====== Supplied data ======

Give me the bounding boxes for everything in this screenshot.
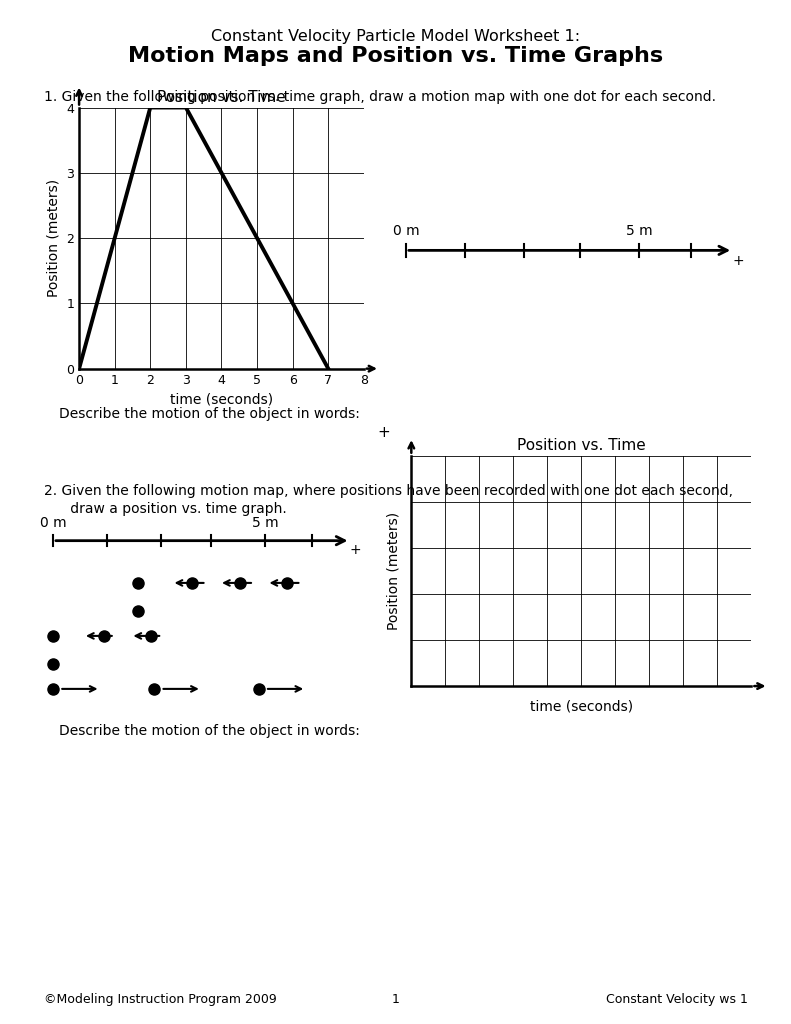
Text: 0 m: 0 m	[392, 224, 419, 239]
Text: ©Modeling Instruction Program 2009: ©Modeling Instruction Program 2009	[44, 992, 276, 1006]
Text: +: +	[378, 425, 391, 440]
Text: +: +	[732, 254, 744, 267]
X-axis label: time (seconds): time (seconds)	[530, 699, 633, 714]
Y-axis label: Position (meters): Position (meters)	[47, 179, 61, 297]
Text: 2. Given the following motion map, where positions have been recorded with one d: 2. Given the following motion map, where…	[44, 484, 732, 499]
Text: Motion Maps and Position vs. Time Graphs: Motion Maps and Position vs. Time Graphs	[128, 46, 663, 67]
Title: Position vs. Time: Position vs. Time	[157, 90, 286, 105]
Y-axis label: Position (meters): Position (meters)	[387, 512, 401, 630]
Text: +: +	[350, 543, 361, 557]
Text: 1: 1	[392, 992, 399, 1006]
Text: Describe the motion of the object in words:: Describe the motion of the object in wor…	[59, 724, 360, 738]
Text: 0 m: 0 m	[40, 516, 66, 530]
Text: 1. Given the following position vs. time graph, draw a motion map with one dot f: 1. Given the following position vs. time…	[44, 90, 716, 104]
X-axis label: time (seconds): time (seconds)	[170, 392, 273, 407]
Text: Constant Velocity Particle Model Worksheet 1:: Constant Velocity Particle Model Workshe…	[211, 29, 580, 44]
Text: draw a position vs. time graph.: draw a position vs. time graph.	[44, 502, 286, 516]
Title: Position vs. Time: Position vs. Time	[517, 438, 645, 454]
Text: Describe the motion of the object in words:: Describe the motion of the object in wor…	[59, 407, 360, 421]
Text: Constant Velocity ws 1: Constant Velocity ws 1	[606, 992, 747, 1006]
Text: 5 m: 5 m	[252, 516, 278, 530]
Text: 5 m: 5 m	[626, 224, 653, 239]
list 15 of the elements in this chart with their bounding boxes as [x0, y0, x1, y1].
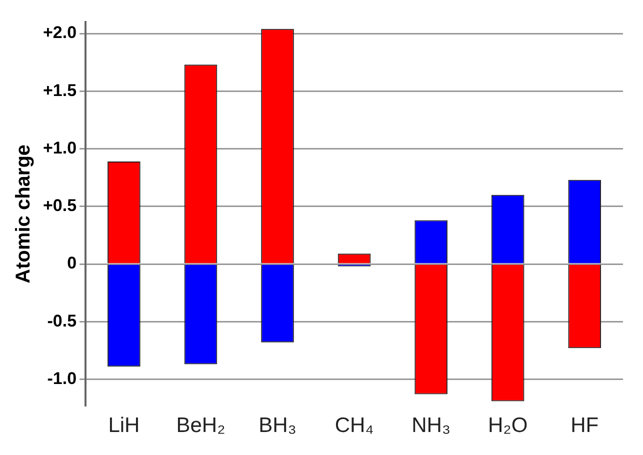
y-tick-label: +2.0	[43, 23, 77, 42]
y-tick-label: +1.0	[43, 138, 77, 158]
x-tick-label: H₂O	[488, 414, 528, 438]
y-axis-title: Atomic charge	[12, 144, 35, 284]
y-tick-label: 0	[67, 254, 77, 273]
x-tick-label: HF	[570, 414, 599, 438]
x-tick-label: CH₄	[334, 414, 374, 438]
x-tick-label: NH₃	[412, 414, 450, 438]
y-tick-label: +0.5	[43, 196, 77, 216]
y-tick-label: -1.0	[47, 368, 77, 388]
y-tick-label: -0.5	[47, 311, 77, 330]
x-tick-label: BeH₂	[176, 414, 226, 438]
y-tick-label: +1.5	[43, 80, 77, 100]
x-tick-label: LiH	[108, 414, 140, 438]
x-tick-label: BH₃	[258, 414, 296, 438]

======

Directions. Copy the rows exactly, starting at the row that contains "224, 419, 239]" and ending after the row that contains "90, 286, 105]".

Worked answer.
Text: 0 m: 0 m	[392, 224, 419, 239]
Text: ©Modeling Instruction Program 2009: ©Modeling Instruction Program 2009	[44, 992, 276, 1006]
Text: +: +	[378, 425, 391, 440]
Text: +: +	[732, 254, 744, 267]
X-axis label: time (seconds): time (seconds)	[530, 699, 633, 714]
Y-axis label: Position (meters): Position (meters)	[47, 179, 61, 297]
Text: 2. Given the following motion map, where positions have been recorded with one d: 2. Given the following motion map, where…	[44, 484, 732, 499]
Text: Motion Maps and Position vs. Time Graphs: Motion Maps and Position vs. Time Graphs	[128, 46, 663, 67]
Title: Position vs. Time: Position vs. Time	[157, 90, 286, 105]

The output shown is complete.